*** Exercise data ***

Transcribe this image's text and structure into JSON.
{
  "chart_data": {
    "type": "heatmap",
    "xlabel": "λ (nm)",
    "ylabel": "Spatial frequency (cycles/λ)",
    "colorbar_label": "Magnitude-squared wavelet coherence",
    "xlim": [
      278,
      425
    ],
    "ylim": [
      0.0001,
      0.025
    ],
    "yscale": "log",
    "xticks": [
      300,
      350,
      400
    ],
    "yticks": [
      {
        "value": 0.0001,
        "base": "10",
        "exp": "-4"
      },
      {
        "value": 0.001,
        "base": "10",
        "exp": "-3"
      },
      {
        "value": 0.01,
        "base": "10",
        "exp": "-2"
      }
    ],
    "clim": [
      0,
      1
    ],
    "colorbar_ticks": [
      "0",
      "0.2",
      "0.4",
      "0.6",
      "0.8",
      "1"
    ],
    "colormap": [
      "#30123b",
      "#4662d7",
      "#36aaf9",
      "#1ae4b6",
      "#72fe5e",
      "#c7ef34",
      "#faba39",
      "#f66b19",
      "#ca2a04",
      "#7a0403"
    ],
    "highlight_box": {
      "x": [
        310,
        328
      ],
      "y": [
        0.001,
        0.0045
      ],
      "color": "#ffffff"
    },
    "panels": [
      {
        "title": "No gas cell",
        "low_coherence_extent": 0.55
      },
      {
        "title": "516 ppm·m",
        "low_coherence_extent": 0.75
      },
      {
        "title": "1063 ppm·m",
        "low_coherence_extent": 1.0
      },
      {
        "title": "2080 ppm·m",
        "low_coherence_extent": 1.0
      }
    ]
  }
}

***

__Aim__: Set down all of the entries exactly, please.

__Response to this task__:
Transcribe this image's text and structure into JSON.
{
  "chart_data": {
    "type": "heatmap",
    "xlabel": "λ (nm)",
    "ylabel": "Spatial frequency (cycles/λ)",
    "colorbar_label": "Magnitude-squared wavelet coherence",
    "xlim": [
      278,
      425
    ],
    "ylim": [
      0.0001,
      0.025
    ],
    "yscale": "log",
    "xticks": [
      300,
      350,
      400
    ],
    "yticks": [
      {
        "value": 0.0001,
        "base": "10",
        "exp": "-4"
      },
      {
        "value": 0.001,
        "base": "10",
        "exp": "-3"
      },
      {
        "value": 0.01,
        "base": "10",
        "exp": "-2"
      }
    ],
    "clim": [
      0,
      1
    ],
    "colorbar_ticks": [
      "0",
      "0.2",
      "0.4",
      "0.6",
      "0.8",
      "1"
    ],
    "colormap": [
      "#30123b",
      "#4662d7",
      "#36aaf9",
      "#1ae4b6",
      "#72fe5e",
      "#c7ef34",
      "#faba39",
      "#f66b19",
      "#ca2a04",
      "#7a0403"
    ],
    "highlight_box": {
      "x": [
        310,
        328
      ],
      "y": [
        0.001,
        0.0045
      ],
      "color": "#ffffff"
    },
    "panels": [
      {
        "title": "No gas cell",
        "low_coherence_extent": 0.55
      },
      {
        "title": "516 ppm·m",
        "low_coherence_extent": 0.75
      },
      {
        "title": "1063 ppm·m",
        "low_coherence_extent": 1.0
      },
      {
        "title": "2080 ppm·m",
        "low_coherence_extent": 1.0
      }
    ]
  }
}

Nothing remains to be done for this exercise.